* _Records shown_:
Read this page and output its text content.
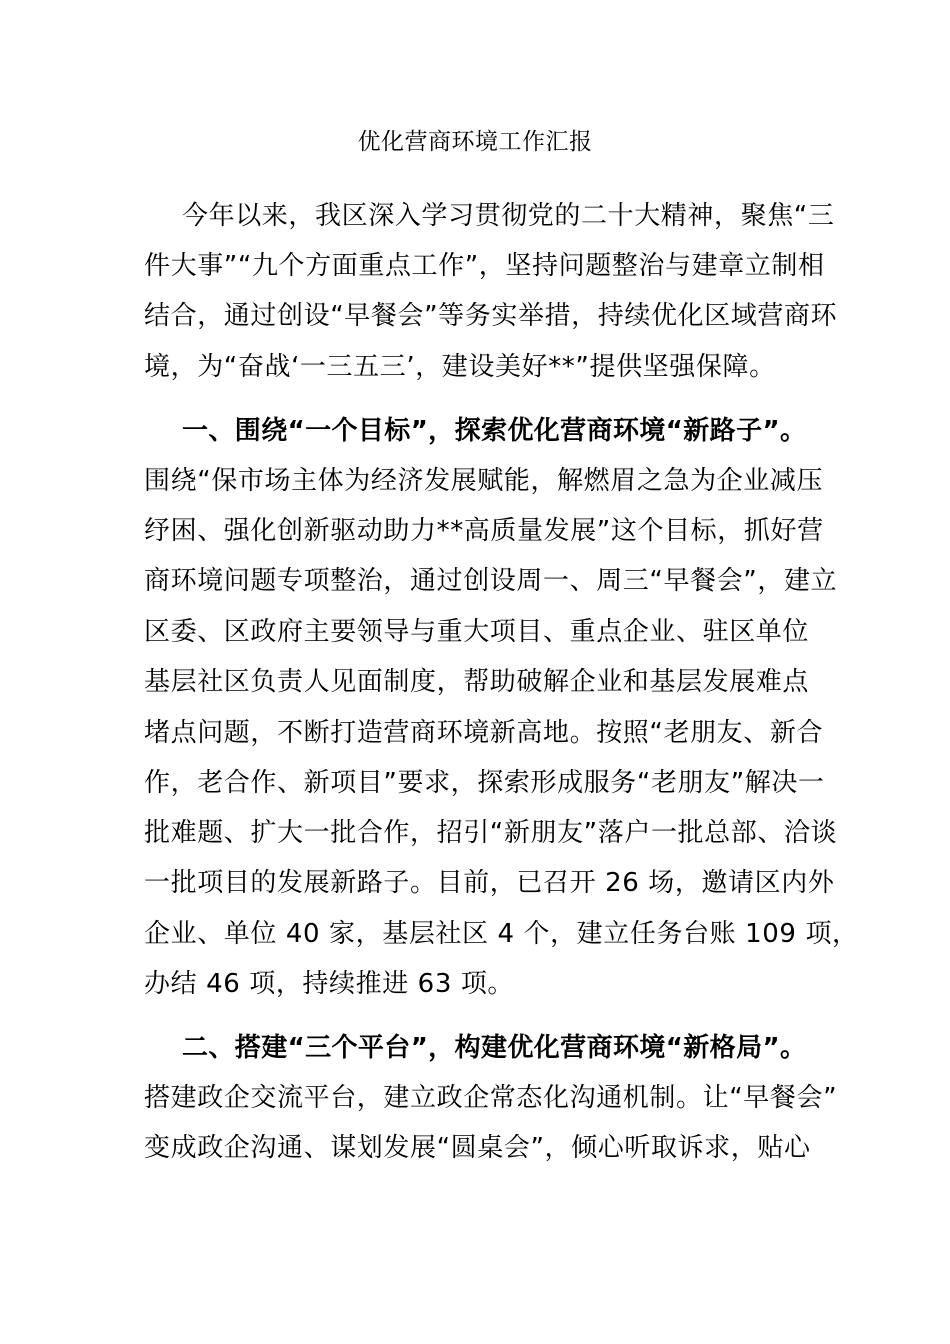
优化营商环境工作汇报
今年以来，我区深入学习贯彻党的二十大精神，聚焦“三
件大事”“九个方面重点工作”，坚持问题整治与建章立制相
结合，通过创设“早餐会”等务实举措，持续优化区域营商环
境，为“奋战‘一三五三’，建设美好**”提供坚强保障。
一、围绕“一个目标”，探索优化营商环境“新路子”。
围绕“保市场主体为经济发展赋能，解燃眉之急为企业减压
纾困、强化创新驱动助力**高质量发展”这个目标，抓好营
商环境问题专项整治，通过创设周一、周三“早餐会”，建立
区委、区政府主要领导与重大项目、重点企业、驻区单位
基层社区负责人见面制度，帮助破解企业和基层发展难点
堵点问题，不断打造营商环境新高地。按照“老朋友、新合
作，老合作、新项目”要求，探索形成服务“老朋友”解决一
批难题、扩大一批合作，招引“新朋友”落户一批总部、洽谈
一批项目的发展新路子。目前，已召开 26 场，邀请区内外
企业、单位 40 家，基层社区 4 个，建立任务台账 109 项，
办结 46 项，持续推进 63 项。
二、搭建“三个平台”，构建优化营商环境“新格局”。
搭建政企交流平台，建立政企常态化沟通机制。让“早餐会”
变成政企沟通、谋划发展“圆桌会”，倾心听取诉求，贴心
---
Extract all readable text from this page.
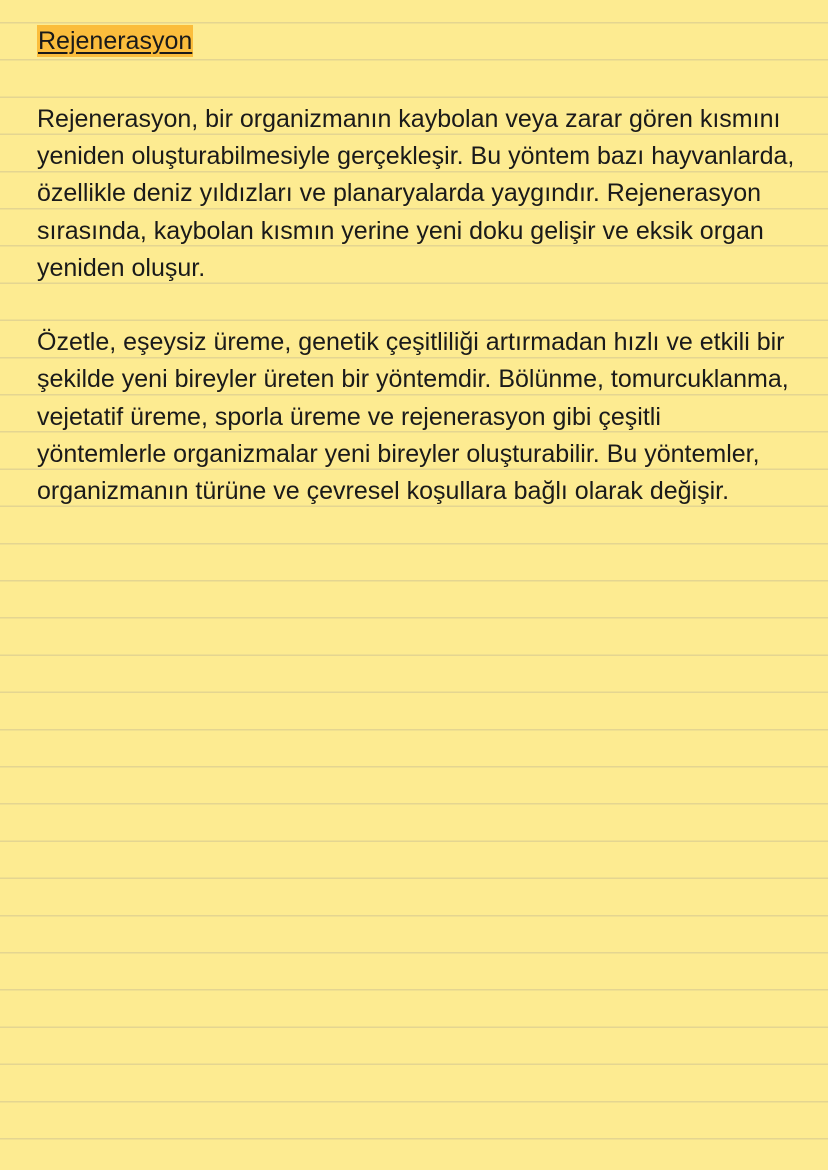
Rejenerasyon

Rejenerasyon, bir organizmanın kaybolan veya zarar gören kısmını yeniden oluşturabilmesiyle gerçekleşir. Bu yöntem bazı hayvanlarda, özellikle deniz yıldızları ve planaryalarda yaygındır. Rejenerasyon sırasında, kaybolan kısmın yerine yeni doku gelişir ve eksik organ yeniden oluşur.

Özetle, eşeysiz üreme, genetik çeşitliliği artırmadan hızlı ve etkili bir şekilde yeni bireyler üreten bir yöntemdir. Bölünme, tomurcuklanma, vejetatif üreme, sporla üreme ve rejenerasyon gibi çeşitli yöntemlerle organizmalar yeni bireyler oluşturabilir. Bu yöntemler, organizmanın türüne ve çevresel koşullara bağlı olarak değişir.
...
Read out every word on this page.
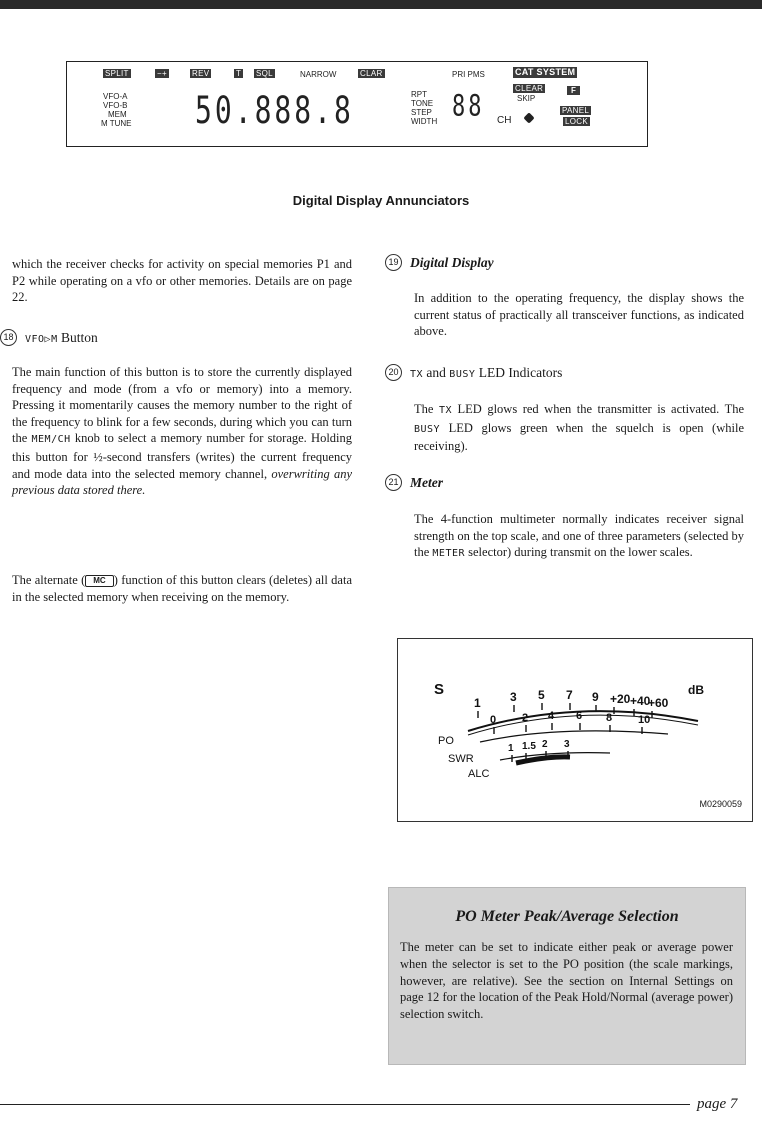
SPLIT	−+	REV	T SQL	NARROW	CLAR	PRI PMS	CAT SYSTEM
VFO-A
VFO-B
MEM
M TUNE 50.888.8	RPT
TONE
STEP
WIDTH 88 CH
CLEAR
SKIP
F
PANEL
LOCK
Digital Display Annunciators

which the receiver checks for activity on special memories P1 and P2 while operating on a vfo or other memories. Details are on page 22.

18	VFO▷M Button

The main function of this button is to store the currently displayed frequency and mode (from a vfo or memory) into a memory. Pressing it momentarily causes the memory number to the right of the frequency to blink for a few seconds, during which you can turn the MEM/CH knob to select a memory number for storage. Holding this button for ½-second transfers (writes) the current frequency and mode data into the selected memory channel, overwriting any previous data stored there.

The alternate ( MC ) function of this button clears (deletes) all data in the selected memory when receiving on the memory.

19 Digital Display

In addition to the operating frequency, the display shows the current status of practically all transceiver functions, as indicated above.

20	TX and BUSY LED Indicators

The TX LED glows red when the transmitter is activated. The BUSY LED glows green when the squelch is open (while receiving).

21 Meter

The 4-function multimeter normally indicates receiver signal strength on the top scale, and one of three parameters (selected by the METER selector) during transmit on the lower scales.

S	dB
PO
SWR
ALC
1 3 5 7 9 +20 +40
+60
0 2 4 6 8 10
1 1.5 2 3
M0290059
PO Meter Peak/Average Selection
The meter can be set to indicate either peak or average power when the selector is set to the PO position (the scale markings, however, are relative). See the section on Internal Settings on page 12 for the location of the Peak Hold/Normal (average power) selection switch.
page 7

* _Task_:
Identify each line of the material where the word "yeni" shows up, and copy it.

* _Final answer_:
Rejenerasyon, bir organizmanın kaybolan veya zarar gören kısmını yeniden oluşturabilmesiyle gerçekleşir. Bu yöntem bazı hayvanlarda, özellikle deniz yıldızları ve planaryalarda yaygındır. Rejenerasyon sırasında, kaybolan kısmın yerine yeni doku gelişir ve eksik organ yeniden oluşur.
Özetle, eşeysiz üreme, genetik çeşitliliği artırmadan hızlı ve etkili bir şekilde yeni bireyler üreten bir yöntemdir. Bölünme, tomurcuklanma, vejetatif üreme, sporla üreme ve rejenerasyon gibi çeşitli yöntemlerle organizmalar yeni bireyler oluşturabilir. Bu yöntemler, organizmanın türüne ve çevresel koşullara bağlı olarak değişir.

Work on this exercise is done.